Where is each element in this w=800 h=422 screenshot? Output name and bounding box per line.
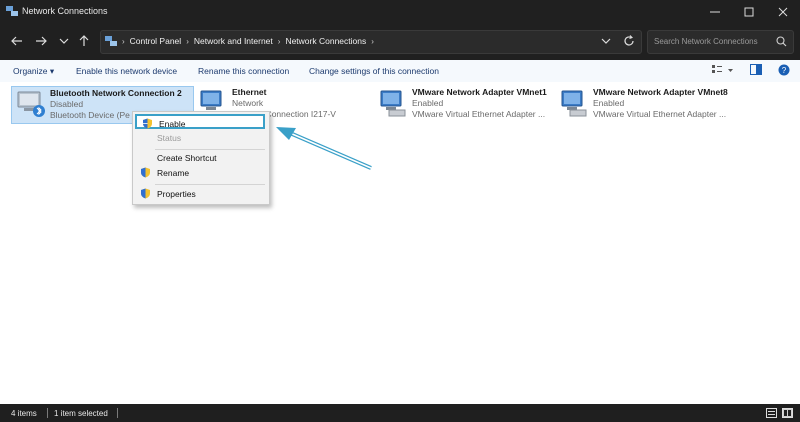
address-field[interactable]: › Control Panel › Network and Internet ›… xyxy=(100,30,642,54)
maximize-icon xyxy=(744,7,754,17)
change-settings-button[interactable]: Change settings of this connection xyxy=(309,66,439,76)
forward-button[interactable] xyxy=(30,30,52,52)
network-connections-icon xyxy=(6,6,18,16)
connections-view[interactable] xyxy=(0,82,800,404)
uac-shield-icon xyxy=(141,167,150,178)
preview-pane-icon[interactable] xyxy=(750,64,762,75)
command-bar: Organize ▾ Enable this network device Re… xyxy=(0,60,800,83)
connection-details: VMware Network Adapter VMnet8 Enabled VM… xyxy=(593,87,728,120)
large-icons-view-icon[interactable] xyxy=(782,408,793,418)
enable-device-button[interactable]: Enable this network device xyxy=(76,66,177,76)
selection-count: 1 item selected xyxy=(54,409,108,418)
status-divider xyxy=(47,408,48,418)
search-input[interactable]: Search Network Connections xyxy=(647,30,794,54)
connection-status: Enabled xyxy=(412,98,444,108)
breadcrumb-item[interactable]: Control Panel xyxy=(130,36,182,46)
connection-name: Bluetooth Network Connection 2 xyxy=(50,88,182,98)
menu-item-status: Status xyxy=(135,130,265,145)
breadcrumb-item[interactable]: Network Connections xyxy=(285,36,366,46)
menu-label: Create Shortcut xyxy=(157,153,217,163)
close-button[interactable] xyxy=(766,0,800,24)
chevron-down-icon xyxy=(59,38,69,44)
uac-shield-icon xyxy=(141,188,150,199)
menu-item-properties[interactable]: Properties xyxy=(135,186,265,201)
connection-name: VMware Network Adapter VMnet1 xyxy=(412,87,547,97)
breadcrumb: › Control Panel › Network and Internet ›… xyxy=(105,36,374,46)
menu-label: Properties xyxy=(157,189,196,199)
breadcrumb-separator-icon: › xyxy=(371,36,374,46)
details-view-icon[interactable] xyxy=(766,408,777,418)
svg-text:?: ? xyxy=(782,66,787,75)
organize-label: Organize xyxy=(13,66,48,76)
context-menu: Enable Status Create Shortcut Rename Pro… xyxy=(132,111,270,205)
forward-arrow-icon xyxy=(36,36,47,46)
menu-label: Rename xyxy=(157,168,190,178)
minimize-button[interactable] xyxy=(698,0,732,24)
close-icon xyxy=(778,7,788,17)
minimize-icon xyxy=(710,11,720,13)
network-adapter-icon xyxy=(561,90,587,117)
connection-status: Enabled xyxy=(593,98,625,108)
connection-item-vmnet1[interactable]: VMware Network Adapter VMnet1 Enabled VM… xyxy=(374,86,554,122)
search-icon xyxy=(776,36,787,47)
recent-locations-button[interactable] xyxy=(53,30,75,52)
rename-connection-button[interactable]: Rename this connection xyxy=(198,66,289,76)
connection-item-vmnet8[interactable]: VMware Network Adapter VMnet8 Enabled VM… xyxy=(555,86,735,122)
maximize-button[interactable] xyxy=(732,0,766,24)
uac-shield-icon xyxy=(143,118,152,129)
status-bar: 4 items 1 item selected xyxy=(0,404,800,422)
connection-details: VMware Network Adapter VMnet1 Enabled VM… xyxy=(412,87,547,120)
up-arrow-icon xyxy=(79,35,89,46)
menu-label: Enable xyxy=(159,119,186,129)
address-dropdown-icon[interactable] xyxy=(601,35,611,47)
connection-status: Disabled xyxy=(50,99,84,109)
back-button[interactable] xyxy=(6,30,28,52)
back-arrow-icon xyxy=(11,36,22,46)
status-divider xyxy=(117,408,118,418)
menu-item-enable[interactable]: Enable xyxy=(135,114,265,129)
window-title: Network Connections xyxy=(22,6,108,16)
organize-button[interactable]: Organize ▾ xyxy=(13,66,54,77)
network-adapter-icon xyxy=(380,90,406,117)
view-options-icon[interactable] xyxy=(712,64,734,76)
refresh-icon[interactable] xyxy=(623,34,635,48)
network-adapter-icon xyxy=(17,91,45,117)
connection-name: VMware Network Adapter VMnet8 xyxy=(593,87,728,97)
menu-separator xyxy=(155,184,265,185)
connection-device: VMware Virtual Ethernet Adapter ... xyxy=(412,109,546,119)
menu-item-create-shortcut[interactable]: Create Shortcut xyxy=(135,150,265,165)
up-button[interactable] xyxy=(73,30,95,52)
search-placeholder: Search Network Connections xyxy=(654,37,758,46)
connection-device: VMware Virtual Ethernet Adapter ... xyxy=(593,109,727,119)
connection-status: Network xyxy=(232,98,264,108)
menu-label: Status xyxy=(157,133,182,143)
menu-item-rename[interactable]: Rename xyxy=(135,165,265,180)
title-bar: Network Connections xyxy=(0,0,800,24)
chevron-down-icon: ▾ xyxy=(49,66,55,76)
connection-name: Ethernet xyxy=(232,87,267,97)
breadcrumb-separator-icon: › xyxy=(122,36,125,46)
help-icon[interactable]: ? xyxy=(778,64,790,76)
control-panel-icon xyxy=(105,36,117,46)
item-count: 4 items xyxy=(11,409,37,418)
breadcrumb-item[interactable]: Network and Internet xyxy=(194,36,273,46)
breadcrumb-separator-icon: › xyxy=(186,36,189,46)
breadcrumb-separator-icon: › xyxy=(277,36,281,46)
______________________________
> _STATED TASK_: List each line in the material that contains the string "Shortcut", copying every matching line in full.

> _THE COMPLETED TASK_:
menu-label: Create Shortcut xyxy=(157,153,217,163)
context-menu: Enable Status Create Shortcut Rename Pro… xyxy=(132,111,270,205)
menu-item-create-shortcut[interactable]: Create Shortcut xyxy=(135,150,265,165)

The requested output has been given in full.